[Lines of data]
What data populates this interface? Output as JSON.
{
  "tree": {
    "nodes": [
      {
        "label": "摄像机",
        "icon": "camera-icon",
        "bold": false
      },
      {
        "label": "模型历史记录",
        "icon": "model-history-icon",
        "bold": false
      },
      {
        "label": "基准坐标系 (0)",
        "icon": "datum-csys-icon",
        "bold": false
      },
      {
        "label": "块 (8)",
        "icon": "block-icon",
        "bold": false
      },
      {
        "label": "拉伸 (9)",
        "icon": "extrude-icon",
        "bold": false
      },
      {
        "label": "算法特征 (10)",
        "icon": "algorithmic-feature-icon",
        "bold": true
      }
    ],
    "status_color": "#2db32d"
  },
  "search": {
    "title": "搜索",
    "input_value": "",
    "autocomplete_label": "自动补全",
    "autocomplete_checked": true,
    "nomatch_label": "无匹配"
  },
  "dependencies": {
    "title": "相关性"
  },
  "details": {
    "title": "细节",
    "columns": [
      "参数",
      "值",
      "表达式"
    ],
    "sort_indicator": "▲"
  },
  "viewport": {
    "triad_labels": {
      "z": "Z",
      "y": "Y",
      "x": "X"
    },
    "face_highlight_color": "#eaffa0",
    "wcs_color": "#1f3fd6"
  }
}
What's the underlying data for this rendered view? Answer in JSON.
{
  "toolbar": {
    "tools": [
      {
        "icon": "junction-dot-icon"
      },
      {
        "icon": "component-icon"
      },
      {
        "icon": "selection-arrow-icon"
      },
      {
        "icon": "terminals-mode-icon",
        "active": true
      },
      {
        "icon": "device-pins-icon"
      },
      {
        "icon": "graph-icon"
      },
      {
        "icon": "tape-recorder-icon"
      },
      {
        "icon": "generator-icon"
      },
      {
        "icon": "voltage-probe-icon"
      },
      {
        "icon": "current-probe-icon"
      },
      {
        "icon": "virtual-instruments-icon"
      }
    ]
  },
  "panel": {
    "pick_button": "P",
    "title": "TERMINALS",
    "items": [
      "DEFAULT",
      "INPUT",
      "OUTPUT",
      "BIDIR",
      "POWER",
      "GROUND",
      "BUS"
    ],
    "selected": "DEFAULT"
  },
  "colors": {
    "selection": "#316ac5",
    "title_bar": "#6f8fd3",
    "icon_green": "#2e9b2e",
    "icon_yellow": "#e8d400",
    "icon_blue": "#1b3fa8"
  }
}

* * *

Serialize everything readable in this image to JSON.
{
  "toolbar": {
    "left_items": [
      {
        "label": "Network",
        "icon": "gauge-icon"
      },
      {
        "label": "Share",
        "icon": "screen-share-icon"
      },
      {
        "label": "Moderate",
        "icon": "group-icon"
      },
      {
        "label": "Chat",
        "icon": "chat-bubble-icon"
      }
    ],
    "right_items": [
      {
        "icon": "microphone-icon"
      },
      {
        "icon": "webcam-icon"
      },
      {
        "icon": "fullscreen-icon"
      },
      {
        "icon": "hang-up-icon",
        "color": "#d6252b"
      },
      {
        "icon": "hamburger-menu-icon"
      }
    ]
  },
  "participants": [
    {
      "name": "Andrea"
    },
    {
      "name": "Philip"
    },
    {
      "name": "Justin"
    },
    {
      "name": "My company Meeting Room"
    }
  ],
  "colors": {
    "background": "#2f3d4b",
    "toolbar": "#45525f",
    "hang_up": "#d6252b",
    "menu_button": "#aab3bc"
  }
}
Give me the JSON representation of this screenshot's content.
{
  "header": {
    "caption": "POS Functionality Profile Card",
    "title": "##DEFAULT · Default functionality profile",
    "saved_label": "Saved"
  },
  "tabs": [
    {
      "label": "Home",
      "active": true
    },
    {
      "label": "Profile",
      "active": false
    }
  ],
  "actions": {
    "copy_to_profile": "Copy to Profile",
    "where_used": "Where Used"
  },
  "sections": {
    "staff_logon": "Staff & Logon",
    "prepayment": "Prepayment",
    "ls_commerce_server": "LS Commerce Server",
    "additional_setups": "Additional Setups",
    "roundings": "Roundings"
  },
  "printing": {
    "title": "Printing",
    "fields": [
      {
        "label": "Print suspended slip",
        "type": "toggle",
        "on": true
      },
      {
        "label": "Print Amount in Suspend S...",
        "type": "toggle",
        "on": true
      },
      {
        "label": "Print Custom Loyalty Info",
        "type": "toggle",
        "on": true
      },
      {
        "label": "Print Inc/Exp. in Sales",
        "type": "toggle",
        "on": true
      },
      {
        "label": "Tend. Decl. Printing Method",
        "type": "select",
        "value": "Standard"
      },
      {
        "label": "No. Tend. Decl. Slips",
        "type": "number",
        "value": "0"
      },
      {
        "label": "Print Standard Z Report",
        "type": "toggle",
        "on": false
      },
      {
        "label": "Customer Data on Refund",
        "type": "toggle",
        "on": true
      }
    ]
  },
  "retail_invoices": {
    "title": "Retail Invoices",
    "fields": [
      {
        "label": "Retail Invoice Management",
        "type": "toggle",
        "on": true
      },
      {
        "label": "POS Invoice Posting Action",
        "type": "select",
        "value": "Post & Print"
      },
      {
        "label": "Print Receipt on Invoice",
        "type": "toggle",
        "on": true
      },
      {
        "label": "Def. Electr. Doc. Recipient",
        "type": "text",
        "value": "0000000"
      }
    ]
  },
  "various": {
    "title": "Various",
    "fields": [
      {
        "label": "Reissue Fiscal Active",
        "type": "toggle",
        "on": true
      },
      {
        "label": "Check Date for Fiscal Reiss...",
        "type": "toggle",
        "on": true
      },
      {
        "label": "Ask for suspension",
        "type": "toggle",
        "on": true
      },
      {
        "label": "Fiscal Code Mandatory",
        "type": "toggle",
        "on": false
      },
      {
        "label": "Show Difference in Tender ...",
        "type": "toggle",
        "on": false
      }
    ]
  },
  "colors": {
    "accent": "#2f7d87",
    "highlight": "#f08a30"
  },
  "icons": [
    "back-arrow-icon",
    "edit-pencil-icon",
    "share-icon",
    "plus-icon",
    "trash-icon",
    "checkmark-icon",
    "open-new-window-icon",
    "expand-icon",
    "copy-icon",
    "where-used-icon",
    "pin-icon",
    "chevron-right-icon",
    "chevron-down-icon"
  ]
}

==

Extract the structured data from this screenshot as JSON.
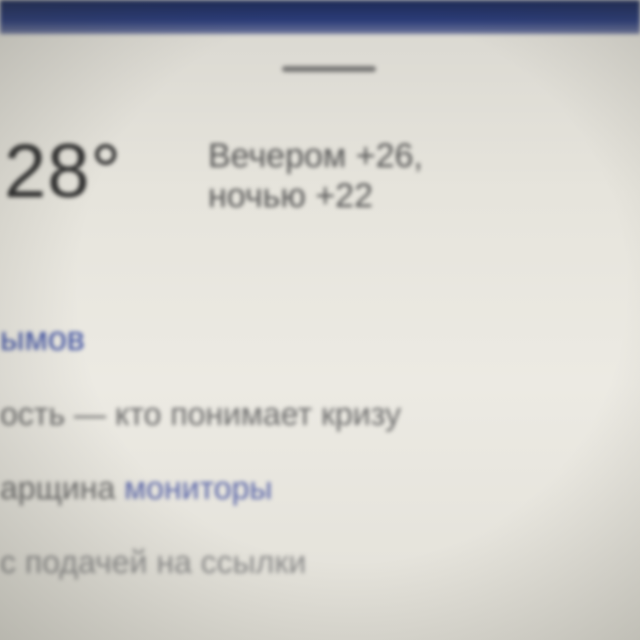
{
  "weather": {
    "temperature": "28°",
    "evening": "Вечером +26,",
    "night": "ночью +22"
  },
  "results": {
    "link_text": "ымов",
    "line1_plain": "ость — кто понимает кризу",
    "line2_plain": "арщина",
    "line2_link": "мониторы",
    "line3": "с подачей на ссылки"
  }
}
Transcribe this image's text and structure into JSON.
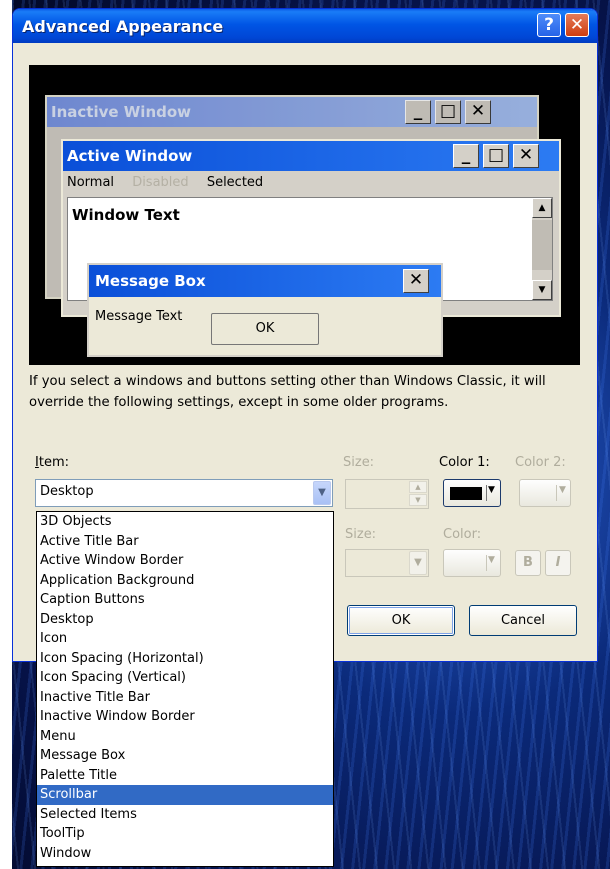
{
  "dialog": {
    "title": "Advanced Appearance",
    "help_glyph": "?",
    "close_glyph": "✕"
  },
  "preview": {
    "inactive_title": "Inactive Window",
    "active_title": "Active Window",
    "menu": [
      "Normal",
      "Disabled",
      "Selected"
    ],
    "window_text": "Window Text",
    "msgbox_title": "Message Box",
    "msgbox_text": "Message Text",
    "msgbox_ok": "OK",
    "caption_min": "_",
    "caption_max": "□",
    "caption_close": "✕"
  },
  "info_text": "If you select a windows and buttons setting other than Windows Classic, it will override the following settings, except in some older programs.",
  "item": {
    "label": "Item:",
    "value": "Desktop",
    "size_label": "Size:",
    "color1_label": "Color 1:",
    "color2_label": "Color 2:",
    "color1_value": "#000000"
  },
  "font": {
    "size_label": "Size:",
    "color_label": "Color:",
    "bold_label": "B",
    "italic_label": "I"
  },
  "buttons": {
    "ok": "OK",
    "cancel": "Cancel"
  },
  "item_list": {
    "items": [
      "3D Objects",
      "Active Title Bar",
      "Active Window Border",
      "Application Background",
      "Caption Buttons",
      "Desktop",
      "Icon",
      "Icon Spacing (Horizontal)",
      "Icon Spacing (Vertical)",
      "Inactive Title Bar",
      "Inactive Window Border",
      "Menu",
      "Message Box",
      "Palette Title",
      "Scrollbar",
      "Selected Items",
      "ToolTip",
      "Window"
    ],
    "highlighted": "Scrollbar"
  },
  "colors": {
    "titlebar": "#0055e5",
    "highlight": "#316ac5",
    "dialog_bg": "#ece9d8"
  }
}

*Requirement:* Where a line contains "Standard", copy that line.

*Written reply:*
        "value": "Standard"
        "label": "Print Standard Z Report",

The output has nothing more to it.